* Exercise brief: Continue the article on the album Immortal Memory from the point where it stops, leaving the data that follows it aside.

Immortal Memory  is an album by Dead Can Dance member Lisa Gerrard and Irish classical composer Patrick Cassidy, released in 2004. It was Gerrard's first studio release since 1998's Duality with Pieter Bourke.

Overview

Gerrard first met Cassidy in 2000 in Los Angeles (where he lives), when she came to work on the Gladiator soundtrack, and they planned to work together one day. When they eventually found a shared two-month break, they joined at Gerrard's Australian studio for this record.

The W. B. Yeats poem "Sailing to Byzantium" inspired the track of the same name.

The lyrics utilise three ancient languages:

 Gaelic (ancient Irish) in "The Song of Amergin" (based on the first song supposedly sung by a mortal on Irish soil).
 Aramaic in "Maranatha" (meaning "come lord, come teacher"), and "Abwoon" (meaning "our father", a rendition of the "Lord's Prayer" in the language of Jesus).
 Latin in "Psallit in Aure Dei" (meaning "singing in the ear of God", a dirge for Patrick Cassidy's late father).

Track listing

Music by Lisa Gerrard (tracks 1-9) and Patrick Cassidy (tracks 1-10).

* Recorded information:
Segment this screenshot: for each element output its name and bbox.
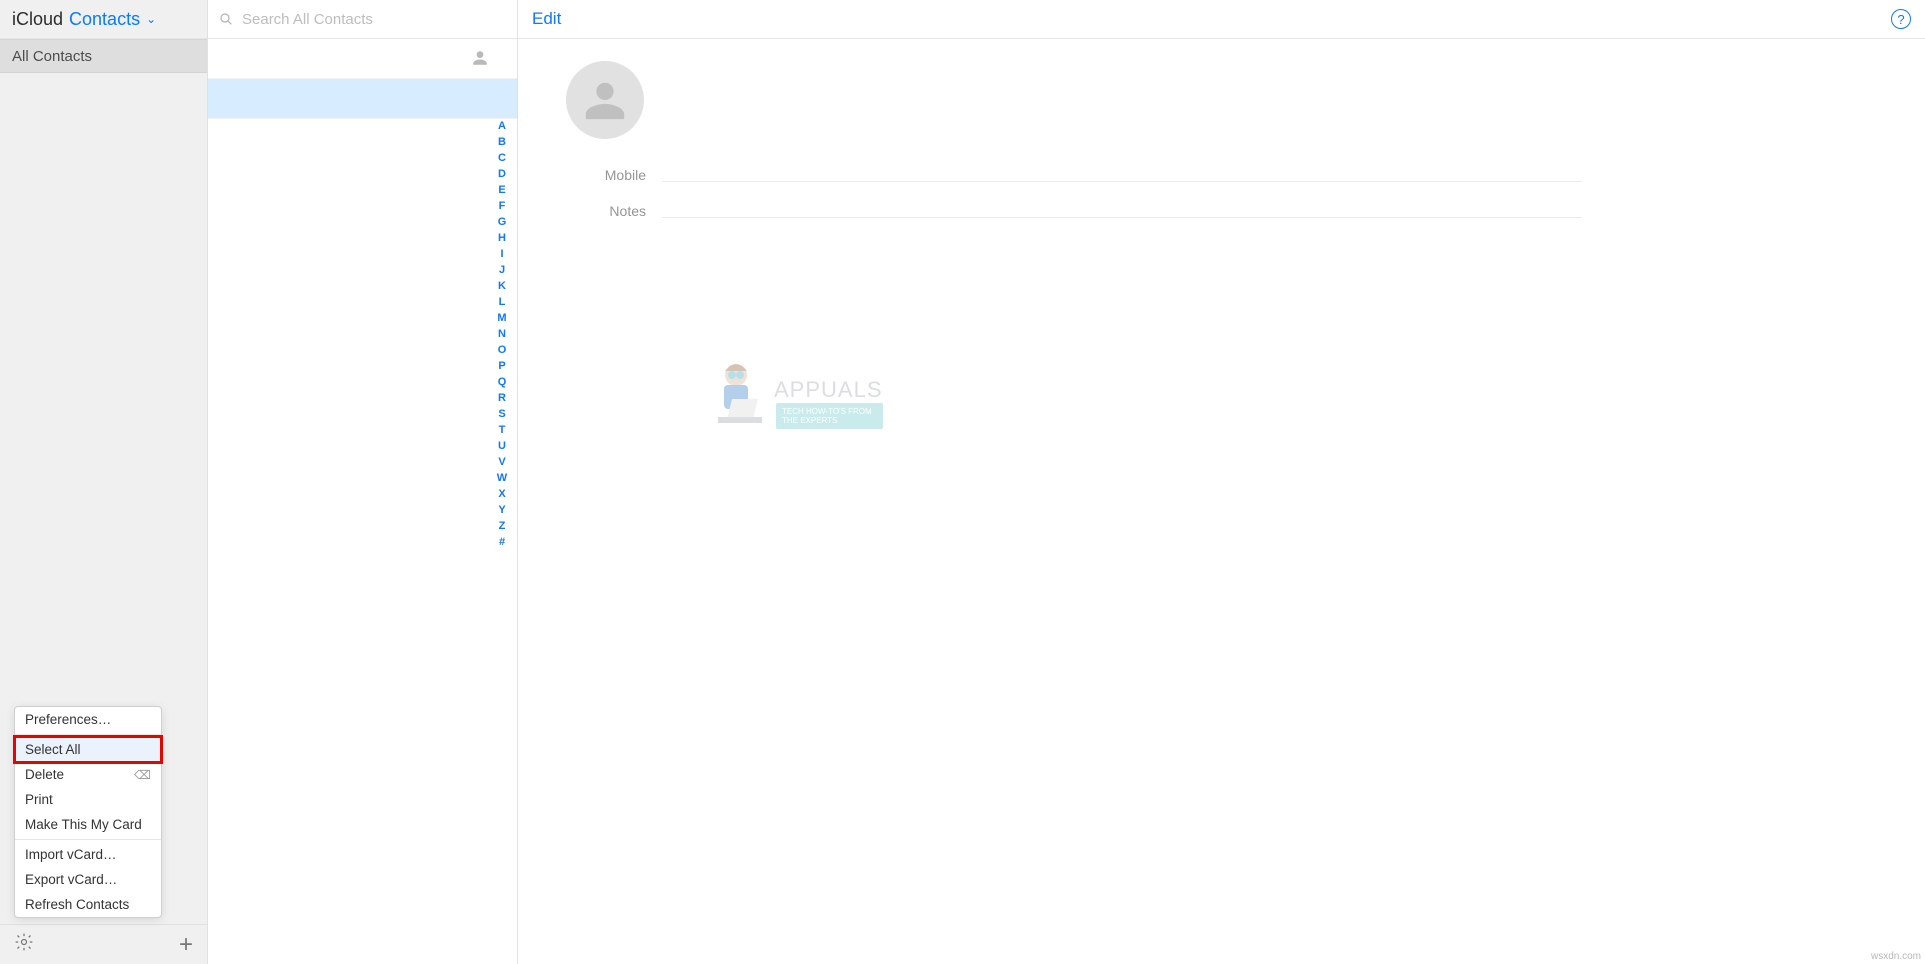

* Output for this exercise:
Personnel

 Musical

 Lisa Gerrard – arranger, vocals
 Patrick Cassidy – arranger, synthesized instruments

 Technical 

 Simon Bowley – mixing
 David Badrick – mixing assistance
 Don C. Tyler – mastering
 Chris Staley – mastering assistance
 Jacek Tuschewski – technical assistance

 Graphical 

 Jacek Tuschewski – sleeve design, paintings
 Chris Bigg – sleeve design
 Mark Magidson – sleeve photography (Uluru tree)
 Greg Barrett – sleeve photography (portraits)

Notes

References
 Track-by-track commentary by Lisa Gerrard as reposted on the Lisa Gerrard Message Board (scroll down)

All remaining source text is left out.